** START OF ENTRIES **

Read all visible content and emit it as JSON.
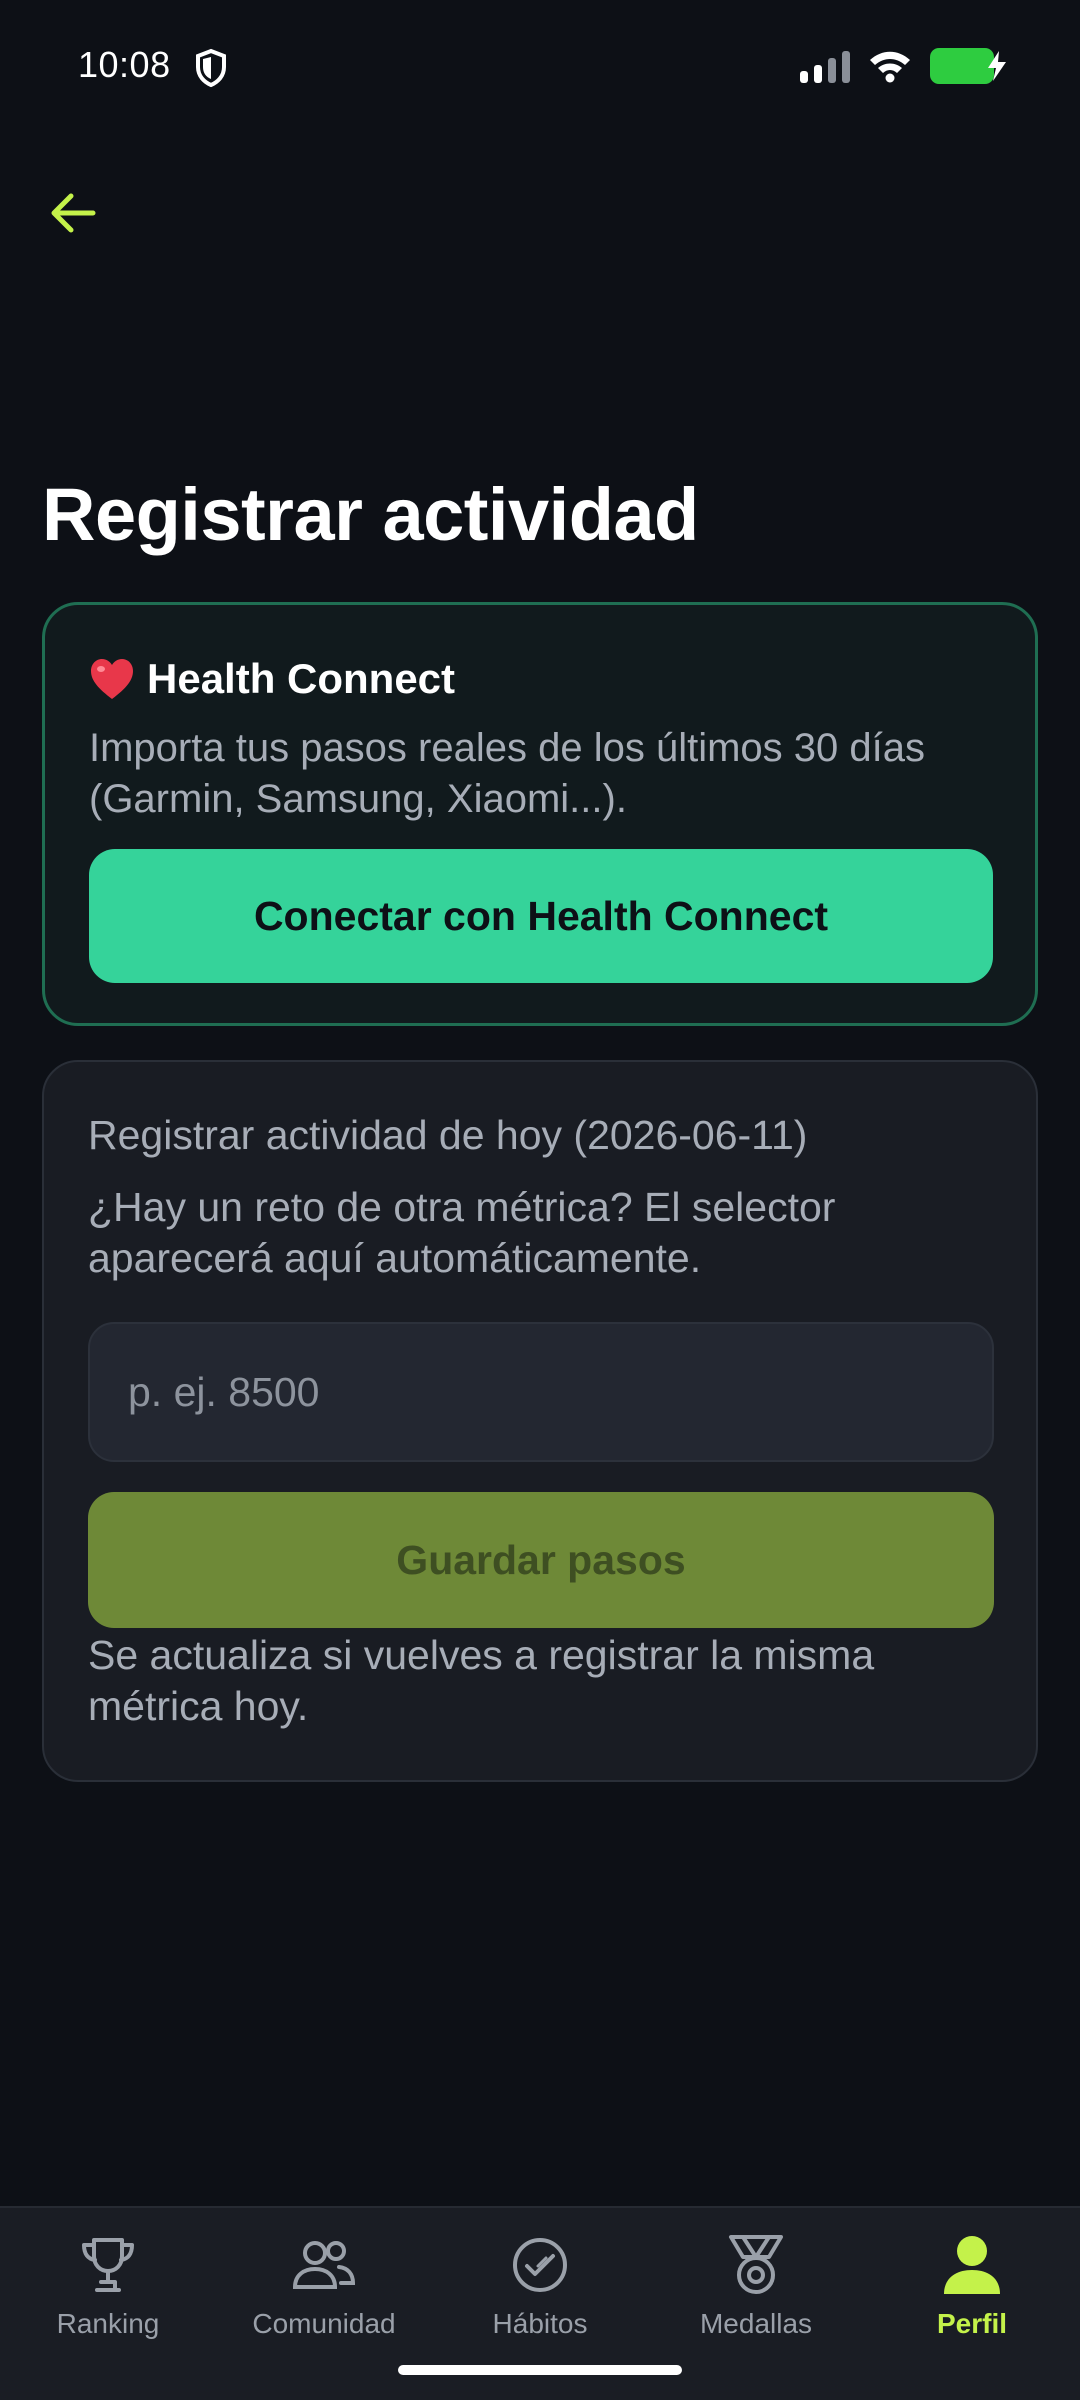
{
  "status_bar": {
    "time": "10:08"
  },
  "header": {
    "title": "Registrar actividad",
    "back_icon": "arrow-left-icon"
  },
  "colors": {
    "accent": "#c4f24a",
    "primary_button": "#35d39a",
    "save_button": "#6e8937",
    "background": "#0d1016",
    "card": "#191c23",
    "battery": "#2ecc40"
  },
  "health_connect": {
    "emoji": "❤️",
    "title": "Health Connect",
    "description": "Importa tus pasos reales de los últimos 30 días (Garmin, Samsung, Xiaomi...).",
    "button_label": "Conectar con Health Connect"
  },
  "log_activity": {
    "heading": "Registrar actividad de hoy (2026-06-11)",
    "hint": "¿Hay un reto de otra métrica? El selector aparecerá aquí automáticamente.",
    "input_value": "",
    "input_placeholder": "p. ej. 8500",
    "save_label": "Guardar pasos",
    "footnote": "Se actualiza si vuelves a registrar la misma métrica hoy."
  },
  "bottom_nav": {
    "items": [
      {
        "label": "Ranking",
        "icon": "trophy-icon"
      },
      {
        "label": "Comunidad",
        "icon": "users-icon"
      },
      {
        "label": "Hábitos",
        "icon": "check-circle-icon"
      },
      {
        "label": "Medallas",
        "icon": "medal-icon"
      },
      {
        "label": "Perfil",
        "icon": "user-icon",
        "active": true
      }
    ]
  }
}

** END OF ENTRIES **
** START OF ENTRIES **

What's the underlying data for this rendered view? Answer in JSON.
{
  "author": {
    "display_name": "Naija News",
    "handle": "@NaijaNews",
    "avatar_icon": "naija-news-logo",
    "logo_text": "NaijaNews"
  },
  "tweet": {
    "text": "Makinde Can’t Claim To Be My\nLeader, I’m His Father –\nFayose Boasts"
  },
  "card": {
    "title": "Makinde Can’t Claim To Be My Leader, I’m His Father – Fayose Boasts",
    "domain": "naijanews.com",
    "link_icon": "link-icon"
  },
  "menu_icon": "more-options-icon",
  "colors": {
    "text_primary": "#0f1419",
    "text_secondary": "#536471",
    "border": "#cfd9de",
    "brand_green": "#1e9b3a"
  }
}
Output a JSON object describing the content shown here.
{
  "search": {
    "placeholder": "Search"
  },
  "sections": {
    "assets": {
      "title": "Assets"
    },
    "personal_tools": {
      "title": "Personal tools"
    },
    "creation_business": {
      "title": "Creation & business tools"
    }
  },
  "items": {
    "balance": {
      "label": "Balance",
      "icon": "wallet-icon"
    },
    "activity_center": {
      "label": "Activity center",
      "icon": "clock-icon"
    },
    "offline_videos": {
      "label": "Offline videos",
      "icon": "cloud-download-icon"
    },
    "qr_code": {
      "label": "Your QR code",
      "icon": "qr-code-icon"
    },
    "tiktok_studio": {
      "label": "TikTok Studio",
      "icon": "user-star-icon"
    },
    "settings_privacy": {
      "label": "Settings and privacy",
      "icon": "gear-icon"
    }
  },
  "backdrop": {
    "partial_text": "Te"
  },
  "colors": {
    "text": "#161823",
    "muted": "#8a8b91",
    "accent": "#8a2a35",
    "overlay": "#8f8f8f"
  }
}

** END OF ENTRIES **

**AIM:** Copy each line of the listing that includes "pasos".

**WRITTEN ANSWER:**
    "description": "Importa tus pasos reales de los últimos 30 días (Garmin, Samsung, Xiaomi...).",
    "save_label": "Guardar pasos",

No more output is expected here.